Below are the records. Count the lines containing the string "text", and reply with the number alone.

***** Data provided

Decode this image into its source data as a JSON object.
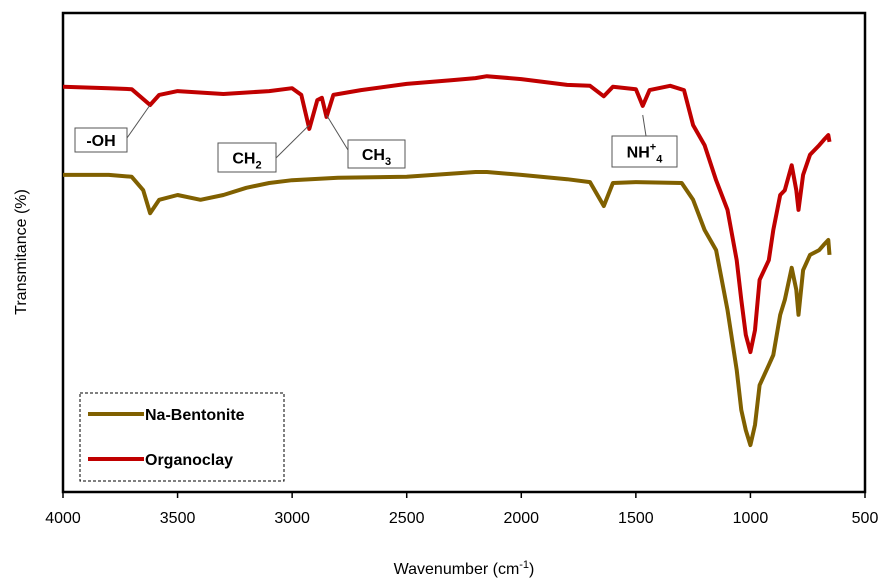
{
  "chart_data": {
    "type": "line",
    "ylabel": "Transmitance (%)",
    "xlabel": {
      "text": "Wavenumber (cm",
      "sup": "-1",
      "after": ")"
    },
    "xlim": [
      4000,
      500
    ],
    "xticks": [
      4000,
      3500,
      3000,
      2500,
      2000,
      1500,
      1000,
      500
    ],
    "ylim": [
      0,
      100
    ],
    "legend": "lower left",
    "series": [
      {
        "name": "Na-Bentonite",
        "color": "#806000",
        "x": [
          4000,
          3800,
          3700,
          3650,
          3620,
          3580,
          3500,
          3400,
          3300,
          3200,
          3100,
          3000,
          2800,
          2500,
          2200,
          2150,
          2000,
          1800,
          1700,
          1640,
          1600,
          1500,
          1300,
          1250,
          1200,
          1150,
          1100,
          1060,
          1040,
          1020,
          1000,
          980,
          960,
          920,
          900,
          870,
          850,
          820,
          800,
          790,
          770,
          740,
          700,
          680,
          660,
          655
        ],
        "values": [
          66.2,
          66.2,
          65.8,
          63.0,
          58.2,
          61.0,
          62.0,
          61.0,
          62.0,
          63.5,
          64.5,
          65.1,
          65.6,
          65.8,
          66.8,
          66.8,
          66.2,
          65.3,
          64.7,
          59.7,
          64.5,
          64.7,
          64.5,
          61.0,
          54.7,
          50.5,
          38.0,
          25.5,
          17.1,
          12.9,
          9.8,
          14.0,
          22.3,
          26.5,
          28.6,
          37.0,
          40.1,
          46.8,
          42.2,
          37.0,
          46.3,
          49.5,
          50.5,
          51.6,
          52.6,
          49.5
        ]
      },
      {
        "name": "Organoclay",
        "color": "#c00000",
        "x": [
          4000,
          3800,
          3700,
          3620,
          3580,
          3500,
          3300,
          3100,
          3000,
          2960,
          2925,
          2890,
          2870,
          2850,
          2820,
          2700,
          2500,
          2300,
          2200,
          2150,
          2000,
          1800,
          1700,
          1640,
          1600,
          1500,
          1470,
          1440,
          1350,
          1290,
          1250,
          1200,
          1150,
          1100,
          1060,
          1040,
          1020,
          1000,
          980,
          960,
          920,
          900,
          870,
          850,
          820,
          800,
          790,
          770,
          740,
          700,
          680,
          660,
          655
        ],
        "values": [
          84.6,
          84.3,
          84.1,
          80.8,
          82.9,
          83.7,
          83.1,
          83.7,
          84.3,
          82.9,
          75.8,
          81.8,
          82.3,
          78.3,
          82.9,
          83.9,
          85.2,
          86.0,
          86.4,
          86.8,
          86.2,
          85.0,
          84.8,
          82.6,
          84.6,
          84.1,
          80.6,
          83.9,
          84.8,
          83.9,
          76.6,
          72.4,
          65.1,
          58.9,
          48.4,
          40.1,
          32.8,
          29.2,
          33.8,
          44.3,
          48.4,
          54.7,
          62.0,
          63.0,
          68.2,
          63.0,
          58.9,
          66.2,
          70.4,
          72.4,
          73.5,
          74.5,
          73.1
        ]
      }
    ],
    "annotations": [
      {
        "text": "-OH",
        "x": 3620
      },
      {
        "text": "CH",
        "sub": "2",
        "x": 2925
      },
      {
        "text": "CH",
        "sub": "3",
        "x": 2850
      },
      {
        "text": "NH",
        "sup": "+",
        "sub": "4",
        "x": 1470
      }
    ]
  }
}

**********

§ Answer for this exercise: 5